Raw records:
=-=-=-=-=
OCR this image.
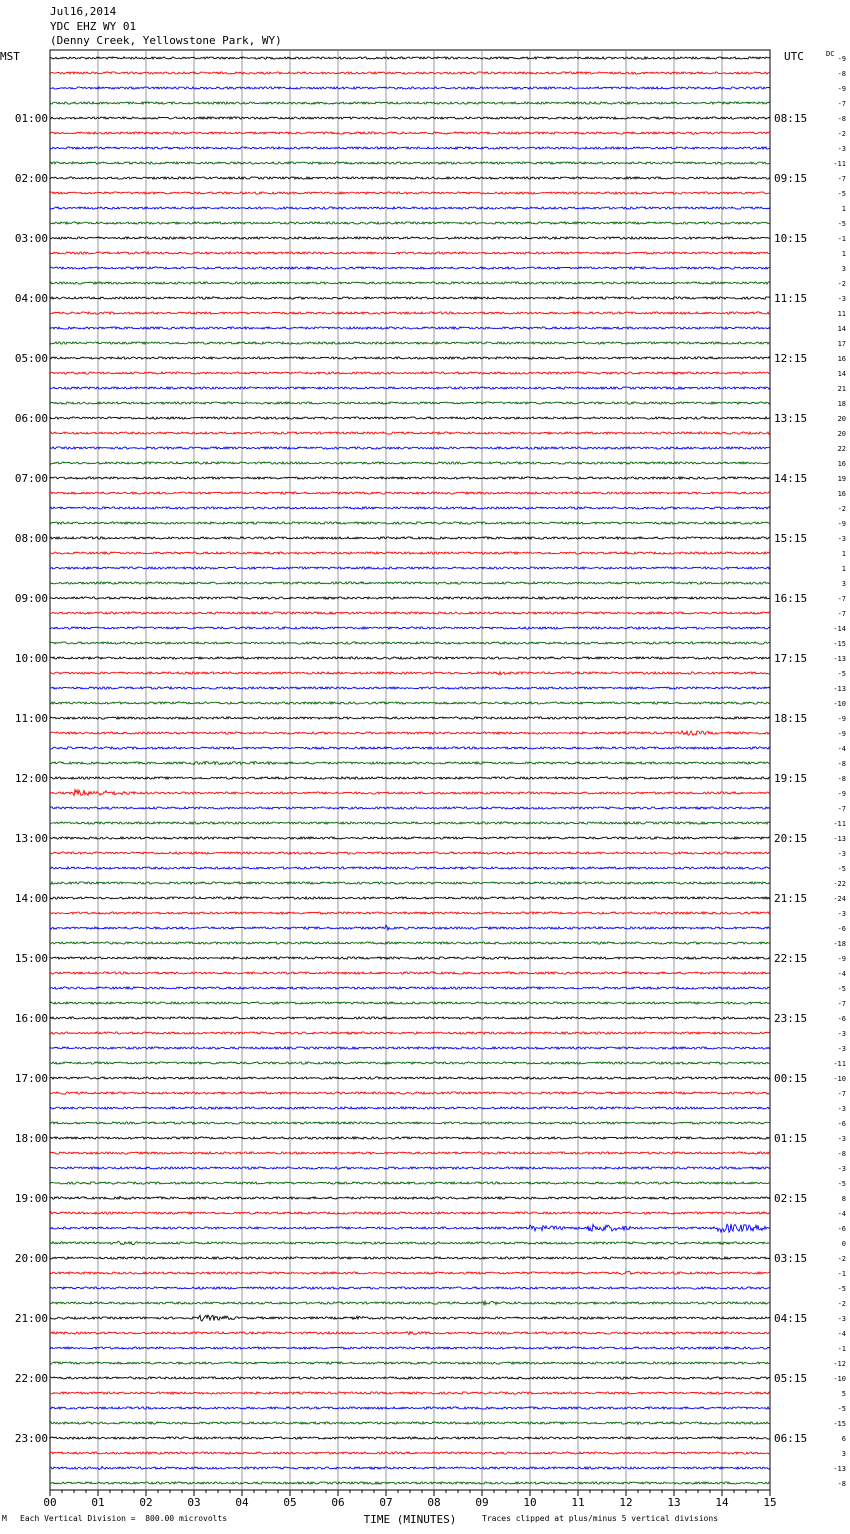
Jul16,2014
YDC EHZ WY 01
(Denny Creek, Yellowstone Park, WY)
00	01	02	03	04	05	06	07	08	09	10	11	12	13	14	15
TIME (MINUTES)
MST	UTC	DC
01:00
02:00
03:00
04:00
05:00
06:00
07:00
08:00
09:00
10:00
11:00
12:00
13:00
14:00
15:00
16:00
17:00
18:00
19:00
20:00
21:00
22:00
23:00
08:15
09:15
10:15
11:15
12:15
13:15
14:15
15:15
16:15
17:15
18:15
19:15
20:15
21:15
22:15
23:15
00:15
01:15
02:15
03:15
04:15
05:15
06:15
-9
-8
-9
-7
-8
-2
-3
-11
-7
-5
1
-5
-1
1
3
-2
-3
11
14
17
16
14
21
18
20
20
22
16
19
16
-2
-9
-3
1
1
3
-7
-7
-14
-15
-13
-5
-13
-10
-9
-9
-4
-8
-8
-9
-7
-11
-13
-3
-5
-22
-24
-3
-6
-18
-9
-4
-5
-7
-6
-3
-3
-11
-10
-7
-3
-6
-3
-8
-3
-5
8
-4
-6
0
-2
-1
-5
-2
-3
-4
-1
-12
-10
5
-5
-15
6
3
-13
-8
M Each Vertical Division =  800.00 microvolts	Traces clipped at plus/minus 5 vertical divisions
=-=-=-=-=
Exercise goal: Repeat the records in full, exactly as they appear, without the pictures.

Response for this exercise:
OCR this image.
Jul16,2014
YDC EHZ WY 01
(Denny Creek, Yellowstone Park, WY)
00	01	02	03	04	05	06	07	08	09	10	11	12	13	14	15
TIME (MINUTES)
MST	UTC	DC
01:00
02:00
03:00
04:00
05:00
06:00
07:00
08:00
09:00
10:00
11:00
12:00
13:00
14:00
15:00
16:00
17:00
18:00
19:00
20:00
21:00
22:00
23:00
08:15
09:15
10:15
11:15
12:15
13:15
14:15
15:15
16:15
17:15
18:15
19:15
20:15
21:15
22:15
23:15
00:15
01:15
02:15
03:15
04:15
05:15
06:15
-9
-8
-9
-7
-8
-2
-3
-11
-7
-5
1
-5
-1
1
3
-2
-3
11
14
17
16
14
21
18
20
20
22
16
19
16
-2
-9
-3
1
1
3
-7
-7
-14
-15
-13
-5
-13
-10
-9
-9
-4
-8
-8
-9
-7
-11
-13
-3
-5
-22
-24
-3
-6
-18
-9
-4
-5
-7
-6
-3
-3
-11
-10
-7
-3
-6
-3
-8
-3
-5
8
-4
-6
0
-2
-1
-5
-2
-3
-4
-1
-12
-10
5
-5
-15
6
3
-13
-8
M Each Vertical Division =  800.00 microvolts	Traces clipped at plus/minus 5 vertical divisions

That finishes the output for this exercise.